Given task. Quote the entries word for word. Omit the pictures.

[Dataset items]
## BEGIN

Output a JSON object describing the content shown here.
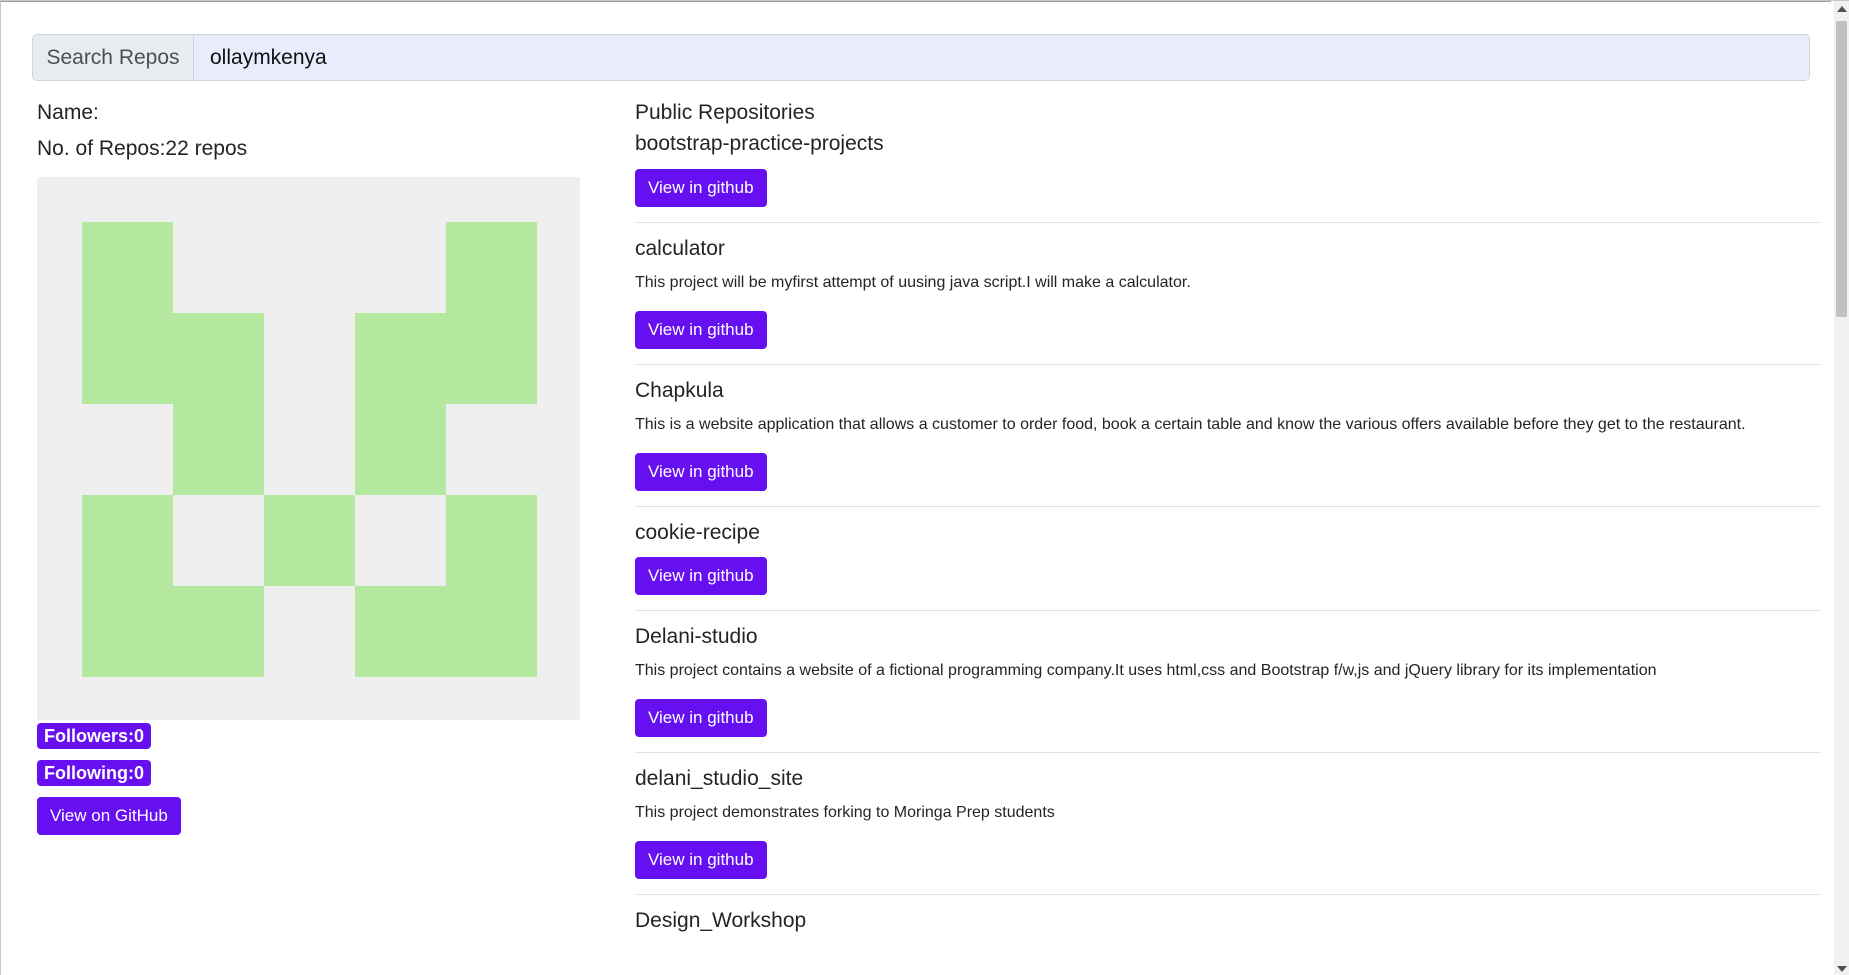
{
  "search": {
    "label": "Search Repos",
    "value": "ollaymkenya"
  },
  "profile": {
    "name_label": "Name:",
    "repos_label": "No. of Repos:22 repos",
    "followers": "Followers:0",
    "following": "Following:0",
    "view_button": "View on GitHub"
  },
  "repos_title": "Public Repositories",
  "repos": [
    {
      "name": "bootstrap-practice-projects",
      "description": "",
      "button": "View in github"
    },
    {
      "name": "calculator",
      "description": "This project will be myfirst attempt of uusing java script.I will make a calculator.",
      "button": "View in github"
    },
    {
      "name": "Chapkula",
      "description": "This is a website application that allows a customer to order food, book a certain table and know the various offers available before they get to the restaurant.",
      "button": "View in github"
    },
    {
      "name": "cookie-recipe",
      "description": "",
      "button": "View in github"
    },
    {
      "name": "Delani-studio",
      "description": "This project contains a website of a fictional programming company.It uses html,css and Bootstrap f/w,js and jQuery library for its implementation",
      "button": "View in github"
    },
    {
      "name": "delani_studio_site",
      "description": "This project demonstrates forking to Moringa Prep students",
      "button": "View in github"
    },
    {
      "name": "Design_Workshop",
      "description": "",
      "button": ""
    }
  ],
  "colors": {
    "accent": "#6610f2",
    "avatar_fill": "#b3e89e",
    "avatar_bg": "#efefef",
    "search_bg": "#e8ecfd"
  }
}
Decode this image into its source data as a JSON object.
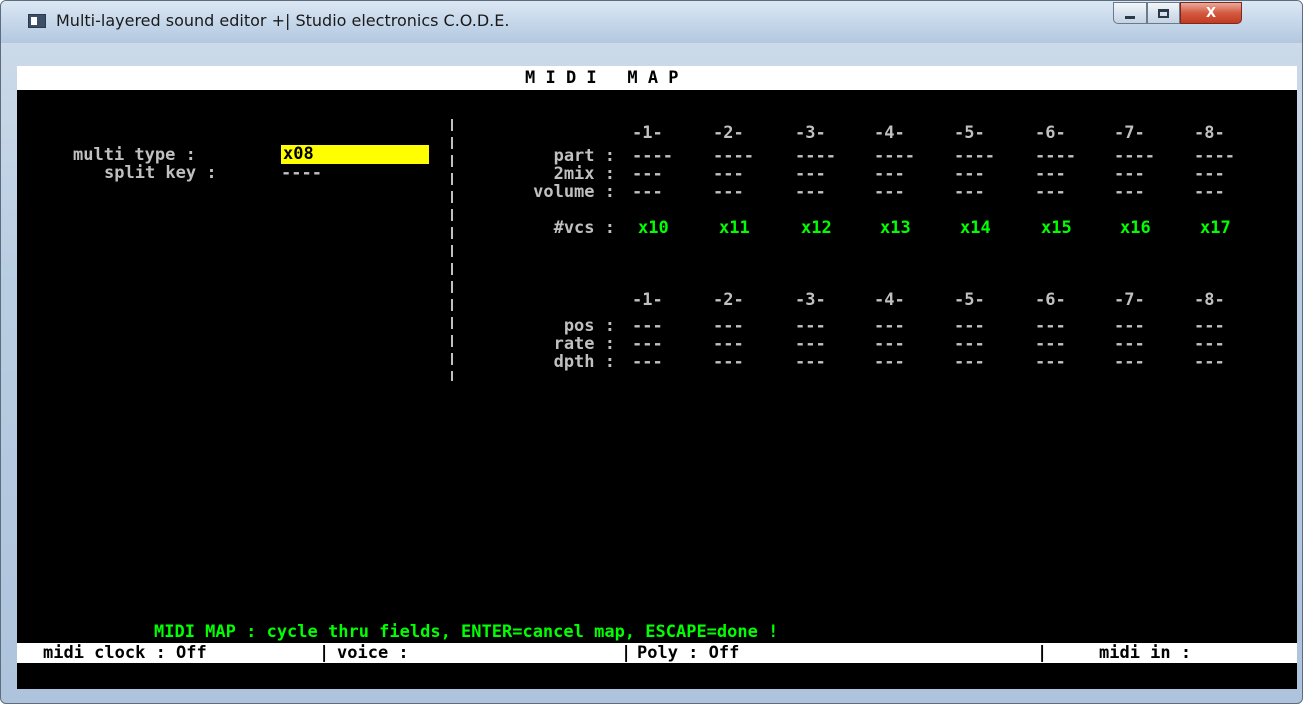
{
  "window": {
    "title": "Multi-layered sound editor +| Studio electronics C.O.D.E.",
    "close_glyph": "X"
  },
  "header": {
    "title": "M I D I   M A P"
  },
  "left": {
    "multi_type_label": "multi type :",
    "multi_type_value": "x08",
    "split_key_label": "split key :",
    "split_key_value": "----"
  },
  "table1": {
    "columns": [
      "-1-",
      "-2-",
      "-3-",
      "-4-",
      "-5-",
      "-6-",
      "-7-",
      "-8-"
    ],
    "rows": [
      {
        "label": "part :",
        "values": [
          "----",
          "----",
          "----",
          "----",
          "----",
          "----",
          "----",
          "----"
        ]
      },
      {
        "label": "2mix :",
        "values": [
          "---",
          "---",
          "---",
          "---",
          "---",
          "---",
          "---",
          "---"
        ]
      },
      {
        "label": "volume :",
        "values": [
          "---",
          "---",
          "---",
          "---",
          "---",
          "---",
          "---",
          "---"
        ]
      },
      {
        "label": "#vcs :",
        "values": [
          "x10",
          "x11",
          "x12",
          "x13",
          "x14",
          "x15",
          "x16",
          "x17"
        ]
      }
    ]
  },
  "table2": {
    "columns": [
      "-1-",
      "-2-",
      "-3-",
      "-4-",
      "-5-",
      "-6-",
      "-7-",
      "-8-"
    ],
    "rows": [
      {
        "label": "pos :",
        "values": [
          "---",
          "---",
          "---",
          "---",
          "---",
          "---",
          "---",
          "---"
        ]
      },
      {
        "label": "rate :",
        "values": [
          "---",
          "---",
          "---",
          "---",
          "---",
          "---",
          "---",
          "---"
        ]
      },
      {
        "label": "dpth :",
        "values": [
          "---",
          "---",
          "---",
          "---",
          "---",
          "---",
          "---",
          "---"
        ]
      }
    ]
  },
  "status": {
    "help": "MIDI MAP : cycle thru fields, ENTER=cancel map, ESCAPE=done !",
    "midi_clock": "midi clock : Off",
    "sep1": "|",
    "voice": "voice :",
    "sep2": "|",
    "poly": "Poly : Off",
    "sep3": "|",
    "midi_in": "midi in :"
  },
  "colors": {
    "console_bg": "#000000",
    "text_normal": "#c0c0c0",
    "text_highlight": "#00ff00",
    "field_active_bg": "#ffff00",
    "bar_bg": "#ffffff"
  }
}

## END

Result for this task.
Output a JSON object describing the content shown here.
{
  "search": {
    "label": "Search Repos",
    "value": "ollaymkenya"
  },
  "profile": {
    "name_label": "Name:",
    "repos_label": "No. of Repos:22 repos",
    "followers": "Followers:0",
    "following": "Following:0",
    "view_button": "View on GitHub"
  },
  "repos_title": "Public Repositories",
  "repos": [
    {
      "name": "bootstrap-practice-projects",
      "description": "",
      "button": "View in github"
    },
    {
      "name": "calculator",
      "description": "This project will be myfirst attempt of uusing java script.I will make a calculator.",
      "button": "View in github"
    },
    {
      "name": "Chapkula",
      "description": "This is a website application that allows a customer to order food, book a certain table and know the various offers available before they get to the restaurant.",
      "button": "View in github"
    },
    {
      "name": "cookie-recipe",
      "description": "",
      "button": "View in github"
    },
    {
      "name": "Delani-studio",
      "description": "This project contains a website of a fictional programming company.It uses html,css and Bootstrap f/w,js and jQuery library for its implementation",
      "button": "View in github"
    },
    {
      "name": "delani_studio_site",
      "description": "This project demonstrates forking to Moringa Prep students",
      "button": "View in github"
    },
    {
      "name": "Design_Workshop",
      "description": "",
      "button": ""
    }
  ],
  "colors": {
    "accent": "#6610f2",
    "avatar_fill": "#b3e89e",
    "avatar_bg": "#efefef",
    "search_bg": "#e8ecfd"
  }
}
Decode this image into its source data as a JSON object.
{
  "window": {
    "title": "Multi-layered sound editor +| Studio electronics C.O.D.E.",
    "close_glyph": "X"
  },
  "header": {
    "title": "M I D I   M A P"
  },
  "left": {
    "multi_type_label": "multi type :",
    "multi_type_value": "x08",
    "split_key_label": "split key :",
    "split_key_value": "----"
  },
  "table1": {
    "columns": [
      "-1-",
      "-2-",
      "-3-",
      "-4-",
      "-5-",
      "-6-",
      "-7-",
      "-8-"
    ],
    "rows": [
      {
        "label": "part :",
        "values": [
          "----",
          "----",
          "----",
          "----",
          "----",
          "----",
          "----",
          "----"
        ]
      },
      {
        "label": "2mix :",
        "values": [
          "---",
          "---",
          "---",
          "---",
          "---",
          "---",
          "---",
          "---"
        ]
      },
      {
        "label": "volume :",
        "values": [
          "---",
          "---",
          "---",
          "---",
          "---",
          "---",
          "---",
          "---"
        ]
      },
      {
        "label": "#vcs :",
        "values": [
          "x10",
          "x11",
          "x12",
          "x13",
          "x14",
          "x15",
          "x16",
          "x17"
        ]
      }
    ]
  },
  "table2": {
    "columns": [
      "-1-",
      "-2-",
      "-3-",
      "-4-",
      "-5-",
      "-6-",
      "-7-",
      "-8-"
    ],
    "rows": [
      {
        "label": "pos :",
        "values": [
          "---",
          "---",
          "---",
          "---",
          "---",
          "---",
          "---",
          "---"
        ]
      },
      {
        "label": "rate :",
        "values": [
          "---",
          "---",
          "---",
          "---",
          "---",
          "---",
          "---",
          "---"
        ]
      },
      {
        "label": "dpth :",
        "values": [
          "---",
          "---",
          "---",
          "---",
          "---",
          "---",
          "---",
          "---"
        ]
      }
    ]
  },
  "status": {
    "help": "MIDI MAP : cycle thru fields, ENTER=cancel map, ESCAPE=done !",
    "midi_clock": "midi clock : Off",
    "sep1": "|",
    "voice": "voice :",
    "sep2": "|",
    "poly": "Poly : Off",
    "sep3": "|",
    "midi_in": "midi in :"
  },
  "colors": {
    "console_bg": "#000000",
    "text_normal": "#c0c0c0",
    "text_highlight": "#00ff00",
    "field_active_bg": "#ffff00",
    "bar_bg": "#ffffff"
  }
}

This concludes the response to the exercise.